Records:
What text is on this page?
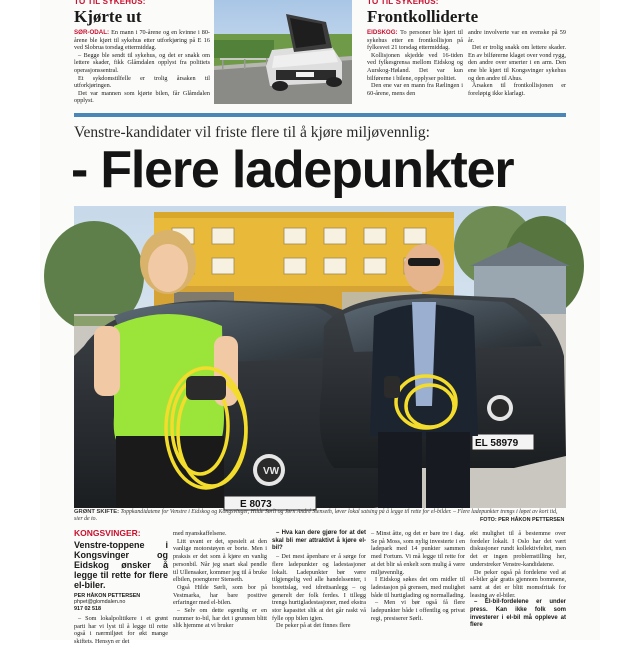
TO TIL SYKEHUS:
Kjørte ut

SØR-ODAL: En mann i 70-årene og en kvinne i 80-årene ble kjørt til sykehus etter utforkjøring på E 16 ved Slobrua torsdag ettermiddag.

– Begge ble sendt til sykehus, og det er snakk om lettere skader, fikk Glåmdalen opplyst fra politiets operasjonssentral.

Et sykdomstilfelle er trolig årsaken til utforkjøringen.

Det var mannen som kjørte bilen, får Glåmdalen opplyst.

TO TIL SYKEHUS:
Frontkolliderte

EIDSKOG: To personer ble kjørt til sykehus etter en frontkollisjon på fylkesvei 21 torsdag ettermiddag.

Kollisjonen skjedde ved 16-tiden ved fylkesgrensa mellom Eidskog og Aurskog-Høland. Det var kun bilførerne i bilene, opplyser politiet.

Den ene var en mann fra Rælingen i 60-årene, mens den

andre involverte var en svenske på 59 år.

Det er trolig snakk om lettere skader. En av bilførerne klaget over vond rygg, den andre over smerter i en arm. Den ene ble kjørt til Kongsvinger sykehus og den andre til Ahus.

Årsaken til frontkollisjonen er foreløpig ikke klarlagt.

Venstre-kandidater vil friste flere til å kjøre miljøvennlig:
- Flere ladepunkter
VW
E 8073
EL 58979
GRØNT SKIFTE: Toppkandidatene for Venstre i Eidskog og Kongsvinger, Hilde Sørli og Jørn André Stenseth, løver lokal satsing på å legge til rette for el-bilder. – Flere ladepunkter trengs i løpet av kort tid, sier de to.	FOTO: PER HÅKON PETTERSEN
KONGSVINGER:
Venstre-toppene i Kongsvinger og Eidskog ønsker å legge til rette for flere el-biler.
PER HÅKON PETTERSEN
phpet@glomdalen.no
917 02 518

– Som lokalpolitikere i et grønt parti har vi lyst til å legge til rette også i nærmiljøet for økt mange skiftets. Hensyn er det

med nyanskaffelsene.

Litt uvant er det, spesielt at den vanlige motorstøyen er borte. Men i praksis er det som å kjøre en vanlig personbil. Når jeg snart skal pendle til Ullensaker, kommer jeg til å bruke elbilen, poengterer Stenseth.

Også Hilde Sørli, som bor på Vestmarka, har bare positive erfaringer med el-bilen.

– Selv om dette egentlig er en nummer to-bil, har det i grunnen blitt slik hjemme at vi bruker

– Hva kan dere gjøre for at det skal bli mer attraktivt å kjøre el-bil?

– Det mest åpenbare er å sørge for flere ladepunkter og ladestasjoner lokalt. Ladepunkter bør være tilgjengelig ved alle handelssenter, i borettslag, ved idrettsanlegg – og generelt der folk ferdes. I tillegg trengs hurtigladestasjoner, med ekstra stor kapasitet slik at det går raskt vå fylle opp bilen igjen.

De peker på at det finnes flere

– Minst åtte, og det er bare tre i dag. Se på Moss, som nylig investerte i en ladepark med 14 punkter sammen med Fortum. Vi må legge til rette for at det blir så enkelt som mulig å være miljøvennlig.

I Eidskog søkes det om midler til ladestasjon på grensen, med mulighet både til hurtiglading og normallading.

– Men vi bør også få flere ladepunkter både i offentlig og privat regi, presiserer Sørli.

økt mulighet til å bestemme over fordeler lokalt. I Oslo har det vært diskusjoner rundt kollektivfeltet, men det er ingen problemstilling her, understreker Venstre-kandidatene.

De peker også på fordelene ved at el-biler går gratis gjennom bommene, samt at det er blitt momsfritak for leasing av el-biler.

– El-bil-fordelene er under press. Kan ikke folk som investerer i el-bil må oppleve at flere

Exercise description:
Reply with nothing except the number of lines in the listing above that include "miljøvennlig".

Answer to this problem:
2